#### Task instructions
Tell how many lines include the string "name". Answer with a single number.

::::::

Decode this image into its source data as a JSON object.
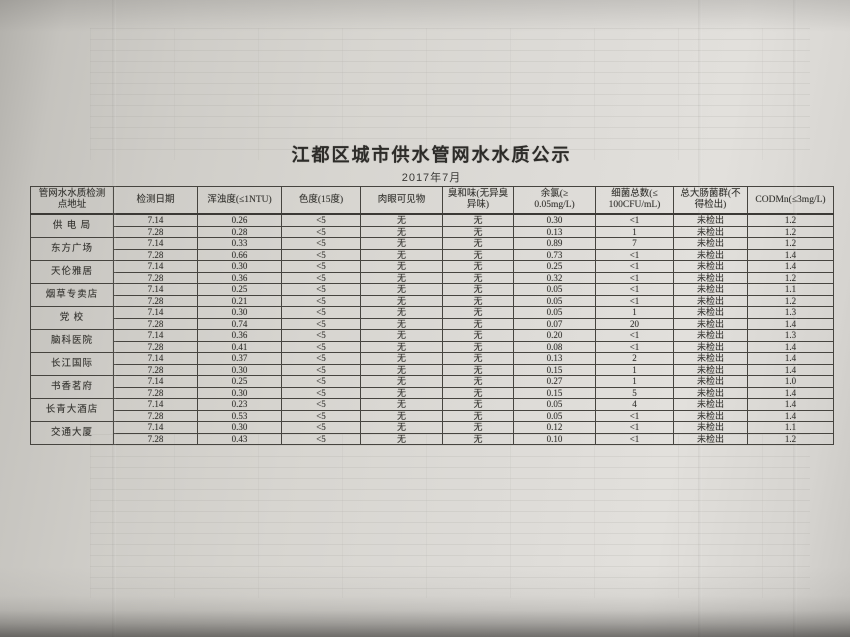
{
  "photo": {
    "paper_color": "#dcdad6",
    "shadow_color": "#3c3a38",
    "ink_color": "#34332f"
  },
  "notice": {
    "title": "江都区城市供水管网水水质公示",
    "subtitle": "2017年7月",
    "table": {
      "headers": [
        "管网水水质检测\n点地址",
        "检测日期",
        "浑浊度(≤1NTU)",
        "色度(15度)",
        "肉眼可见物",
        "臭和味(无异臭\n异味)",
        "余氯(≥\n0.05mg/L)",
        "细菌总数(≤\n100CFU/mL)",
        "总大肠菌群(不\n得检出)",
        "CODMn(≤3mg/L)"
      ],
      "locations": [
        {
          "name": "供 电 局",
          "rows": [
            [
              "7.14",
              "0.26",
              "<5",
              "无",
              "无",
              "0.30",
              "<1",
              "未检出",
              "1.2"
            ],
            [
              "7.28",
              "0.28",
              "<5",
              "无",
              "无",
              "0.13",
              "1",
              "未检出",
              "1.2"
            ]
          ]
        },
        {
          "name": "东方广场",
          "rows": [
            [
              "7.14",
              "0.33",
              "<5",
              "无",
              "无",
              "0.89",
              "7",
              "未检出",
              "1.2"
            ],
            [
              "7.28",
              "0.66",
              "<5",
              "无",
              "无",
              "0.73",
              "<1",
              "未检出",
              "1.4"
            ]
          ]
        },
        {
          "name": "天伦雅居",
          "rows": [
            [
              "7.14",
              "0.30",
              "<5",
              "无",
              "无",
              "0.25",
              "<1",
              "未检出",
              "1.4"
            ],
            [
              "7.28",
              "0.36",
              "<5",
              "无",
              "无",
              "0.32",
              "<1",
              "未检出",
              "1.2"
            ]
          ]
        },
        {
          "name": "烟草专卖店",
          "rows": [
            [
              "7.14",
              "0.25",
              "<5",
              "无",
              "无",
              "0.05",
              "<1",
              "未检出",
              "1.1"
            ],
            [
              "7.28",
              "0.21",
              "<5",
              "无",
              "无",
              "0.05",
              "<1",
              "未检出",
              "1.2"
            ]
          ]
        },
        {
          "name": "党  校",
          "rows": [
            [
              "7.14",
              "0.30",
              "<5",
              "无",
              "无",
              "0.05",
              "1",
              "未检出",
              "1.3"
            ],
            [
              "7.28",
              "0.74",
              "<5",
              "无",
              "无",
              "0.07",
              "20",
              "未检出",
              "1.4"
            ]
          ]
        },
        {
          "name": "脑科医院",
          "rows": [
            [
              "7.14",
              "0.36",
              "<5",
              "无",
              "无",
              "0.20",
              "<1",
              "未检出",
              "1.3"
            ],
            [
              "7.28",
              "0.41",
              "<5",
              "无",
              "无",
              "0.08",
              "<1",
              "未检出",
              "1.4"
            ]
          ]
        },
        {
          "name": "长江国际",
          "rows": [
            [
              "7.14",
              "0.37",
              "<5",
              "无",
              "无",
              "0.13",
              "2",
              "未检出",
              "1.4"
            ],
            [
              "7.28",
              "0.30",
              "<5",
              "无",
              "无",
              "0.15",
              "1",
              "未检出",
              "1.4"
            ]
          ]
        },
        {
          "name": "书香茗府",
          "rows": [
            [
              "7.14",
              "0.25",
              "<5",
              "无",
              "无",
              "0.27",
              "1",
              "未检出",
              "1.0"
            ],
            [
              "7.28",
              "0.30",
              "<5",
              "无",
              "无",
              "0.15",
              "5",
              "未检出",
              "1.4"
            ]
          ]
        },
        {
          "name": "长青大酒店",
          "rows": [
            [
              "7.14",
              "0.23",
              "<5",
              "无",
              "无",
              "0.05",
              "4",
              "未检出",
              "1.4"
            ],
            [
              "7.28",
              "0.53",
              "<5",
              "无",
              "无",
              "0.05",
              "<1",
              "未检出",
              "1.4"
            ]
          ]
        },
        {
          "name": "交通大厦",
          "rows": [
            [
              "7.14",
              "0.30",
              "<5",
              "无",
              "无",
              "0.12",
              "<1",
              "未检出",
              "1.1"
            ],
            [
              "7.28",
              "0.43",
              "<5",
              "无",
              "无",
              "0.10",
              "<1",
              "未检出",
              "1.2"
            ]
          ]
        }
      ]
    }
  }
}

::::::

#### Answer to the exercise
10